═════ SOURCE DATA ═════

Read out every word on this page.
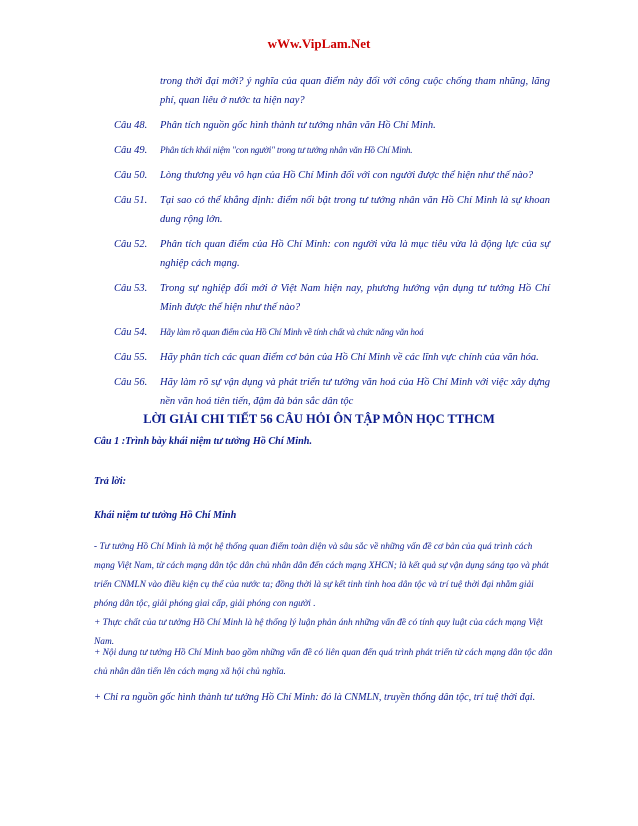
wWw.VipLam.Net
trong thời đại mới? ý nghĩa của quan điểm này đối với công cuộc chống tham nhũng, lãng phí, quan liêu ở nước ta hiện nay?
Câu 48.	Phân tích nguồn gốc hình thành tư tưởng nhân văn Hồ Chí Minh.
Câu 49.	Phân tích khái niệm "con người" trong tư tưởng nhân văn Hồ Chí Minh.
Câu 50.	Lòng thương yêu vô hạn của Hồ Chí Minh đối với con người được thể hiện như thế nào?
Câu 51.	Tại sao có thể khẳng định: điểm nổi bật trong tư tưởng nhân văn Hồ Chí Minh là sự khoan dung rộng lớn.
Câu 52.	Phân tích quan điểm của Hồ Chí Minh: con người vừa là mục tiêu vừa là động lực của sự nghiệp cách mạng.
Câu 53.	Trong sự nghiệp đổi mới ở Việt Nam hiện nay, phương hướng vận dụng tư tưởng Hồ Chí Minh được thể hiện như thế nào?
Câu 54.	Hãy làm rõ quan điểm của Hồ Chí Minh về tính chất và chức năng văn hoá
Câu 55.	Hãy phân tích các quan điểm cơ bản của Hồ Chí Minh về các lĩnh vực chính của văn hóa.
Câu 56.	Hãy làm rõ sự vận dụng và phát triển tư tưởng văn hoá của Hồ Chí Minh với việc xây dựng nền văn hoá tiên tiến, đậm đà bản sắc dân tộc
LỜI GIẢI CHI TIẾT 56 CÂU HỎI ÔN TẬP MÔN HỌC TTHCM
Câu 1 :Trình bày khái niệm tư tưởng Hồ Chí Minh.
Trả lời:
Khái niệm tư tưởng Hồ Chí Minh
- Tư tưởng Hồ Chí Minh là một hệ thống quan điểm toàn diện và sâu sắc về những vấn đề cơ bản của quá trình cách mạng Việt Nam, từ cách mạng dân tộc dân chủ nhân dân đến cách mạng XHCN; là kết quả sự vận dụng sáng tạo và phát triển CNMLN vào điều kiện cụ thể của nước ta; đồng thời là sự kết tinh tinh hoa dân tộc và trí tuệ thời đại nhằm giải phóng dân tộc, giải phóng giai cấp, giải phóng con người .
+ Thực chất của tư tưởng Hồ Chí Minh là hệ thống lý luận phản ánh những vấn đề có tính quy luật của cách mạng Việt Nam.
+ Nội dung tư tưởng Hồ Chí Minh bao gồm những vấn đề có liên quan đến quá trình phát triển từ cách mạng dân tộc dân chủ nhân dân tiến lên cách mạng xã hội chủ nghĩa.
+ Chỉ ra nguồn gốc hình thành tư tưởng Hồ Chí Minh: đó là CNMLN, truyền thống dân tộc, trí tuệ thời đại.
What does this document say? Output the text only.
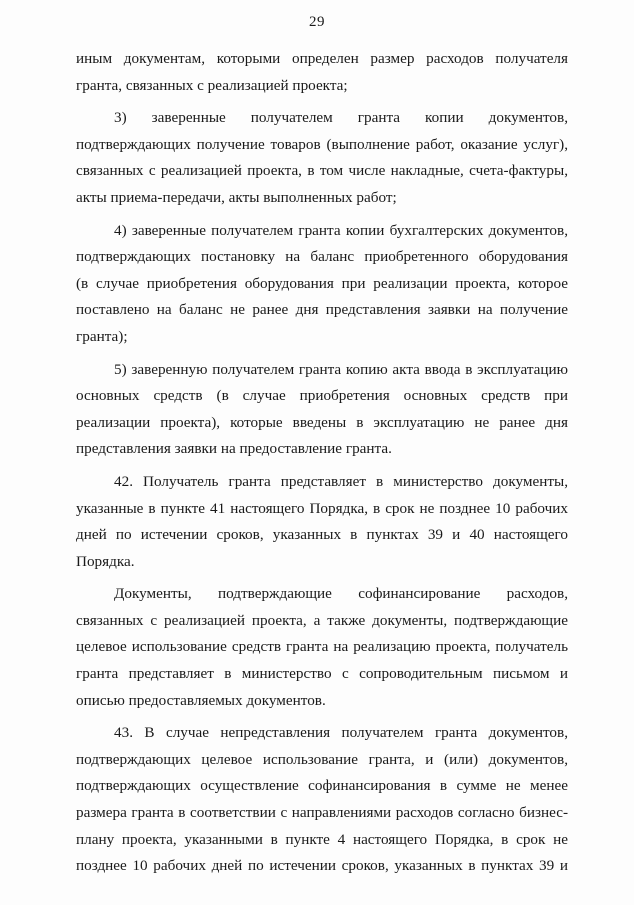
29
иным документам, которыми определен размер расходов получателя
гранта, связанных с реализацией проекта;
3) заверенные получателем гранта копии документов,
подтверждающих получение товаров (выполнение работ, оказание услуг),
связанных с реализацией проекта, в том числе накладные, счета-фактуры,
акты приема-передачи, акты выполненных работ;
4) заверенные получателем гранта копии бухгалтерских документов,
подтверждающих постановку на баланс приобретенного оборудования
(в случае приобретения оборудования при реализации проекта, которое
поставлено на баланс не ранее дня представления заявки на получение
гранта);
5) заверенную получателем гранта копию акта ввода в эксплуатацию
основных средств (в случае приобретения основных средств при
реализации проекта), которые введены в эксплуатацию не ранее дня
представления заявки на предоставление гранта.
42. Получатель гранта представляет в министерство документы,
указанные в пункте 41 настоящего Порядка, в срок не позднее 10 рабочих
дней по истечении сроков, указанных в пунктах 39 и 40 настоящего
Порядка.
Документы, подтверждающие софинансирование расходов,
связанных с реализацией проекта, а также документы, подтверждающие
целевое использование средств гранта на реализацию проекта, получатель
гранта представляет в министерство с сопроводительным письмом и
описью предоставляемых документов.
43. В случае непредставления получателем гранта документов,
подтверждающих целевое использование гранта, и (или) документов,
подтверждающих осуществление софинансирования в сумме не менее
размера гранта в соответствии с направлениями расходов согласно бизнес-
плану проекта, указанными в пункте 4 настоящего Порядка, в срок не
позднее 10 рабочих дней по истечении сроков, указанных в пунктах 39 и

═════

* **TASK STATEMENT**
Transcribe the full listing above exactly, with the images removed.

* **RESPONSE BELOW**
Read out every word on this page.
wWw.VipLam.Net
trong thời đại mới? ý nghĩa của quan điểm này đối với công cuộc chống tham nhũng, lãng phí, quan liêu ở nước ta hiện nay?
Câu 48.	Phân tích nguồn gốc hình thành tư tưởng nhân văn Hồ Chí Minh.
Câu 49.	Phân tích khái niệm "con người" trong tư tưởng nhân văn Hồ Chí Minh.
Câu 50.	Lòng thương yêu vô hạn của Hồ Chí Minh đối với con người được thể hiện như thế nào?
Câu 51.	Tại sao có thể khẳng định: điểm nổi bật trong tư tưởng nhân văn Hồ Chí Minh là sự khoan dung rộng lớn.
Câu 52.	Phân tích quan điểm của Hồ Chí Minh: con người vừa là mục tiêu vừa là động lực của sự nghiệp cách mạng.
Câu 53.	Trong sự nghiệp đổi mới ở Việt Nam hiện nay, phương hướng vận dụng tư tưởng Hồ Chí Minh được thể hiện như thế nào?
Câu 54.	Hãy làm rõ quan điểm của Hồ Chí Minh về tính chất và chức năng văn hoá
Câu 55.	Hãy phân tích các quan điểm cơ bản của Hồ Chí Minh về các lĩnh vực chính của văn hóa.
Câu 56.	Hãy làm rõ sự vận dụng và phát triển tư tưởng văn hoá của Hồ Chí Minh với việc xây dựng nền văn hoá tiên tiến, đậm đà bản sắc dân tộc
LỜI GIẢI CHI TIẾT 56 CÂU HỎI ÔN TẬP MÔN HỌC TTHCM
Câu 1 :Trình bày khái niệm tư tưởng Hồ Chí Minh.
Trả lời:
Khái niệm tư tưởng Hồ Chí Minh
- Tư tưởng Hồ Chí Minh là một hệ thống quan điểm toàn diện và sâu sắc về những vấn đề cơ bản của quá trình cách mạng Việt Nam, từ cách mạng dân tộc dân chủ nhân dân đến cách mạng XHCN; là kết quả sự vận dụng sáng tạo và phát triển CNMLN vào điều kiện cụ thể của nước ta; đồng thời là sự kết tinh tinh hoa dân tộc và trí tuệ thời đại nhằm giải phóng dân tộc, giải phóng giai cấp, giải phóng con người .
+ Thực chất của tư tưởng Hồ Chí Minh là hệ thống lý luận phản ánh những vấn đề có tính quy luật của cách mạng Việt Nam.
+ Nội dung tư tưởng Hồ Chí Minh bao gồm những vấn đề có liên quan đến quá trình phát triển từ cách mạng dân tộc dân chủ nhân dân tiến lên cách mạng xã hội chủ nghĩa.
+ Chỉ ra nguồn gốc hình thành tư tưởng Hồ Chí Minh: đó là CNMLN, truyền thống dân tộc, trí tuệ thời đại.
What does this document say? Output the text only.
29
иным документам, которыми определен размер расходов получателя
гранта, связанных с реализацией проекта;
3) заверенные получателем гранта копии документов,
подтверждающих получение товаров (выполнение работ, оказание услуг),
связанных с реализацией проекта, в том числе накладные, счета-фактуры,
акты приема-передачи, акты выполненных работ;
4) заверенные получателем гранта копии бухгалтерских документов,
подтверждающих постановку на баланс приобретенного оборудования
(в случае приобретения оборудования при реализации проекта, которое
поставлено на баланс не ранее дня представления заявки на получение
гранта);
5) заверенную получателем гранта копию акта ввода в эксплуатацию
основных средств (в случае приобретения основных средств при
реализации проекта), которые введены в эксплуатацию не ранее дня
представления заявки на предоставление гранта.
42. Получатель гранта представляет в министерство документы,
указанные в пункте 41 настоящего Порядка, в срок не позднее 10 рабочих
дней по истечении сроков, указанных в пунктах 39 и 40 настоящего
Порядка.
Документы, подтверждающие софинансирование расходов,
связанных с реализацией проекта, а также документы, подтверждающие
целевое использование средств гранта на реализацию проекта, получатель
гранта представляет в министерство с сопроводительным письмом и
описью предоставляемых документов.
43. В случае непредставления получателем гранта документов,
подтверждающих целевое использование гранта, и (или) документов,
подтверждающих осуществление софинансирования в сумме не менее
размера гранта в соответствии с направлениями расходов согласно бизнес-
плану проекта, указанными в пункте 4 настоящего Порядка, в срок не
позднее 10 рабочих дней по истечении сроков, указанных в пунктах 39 и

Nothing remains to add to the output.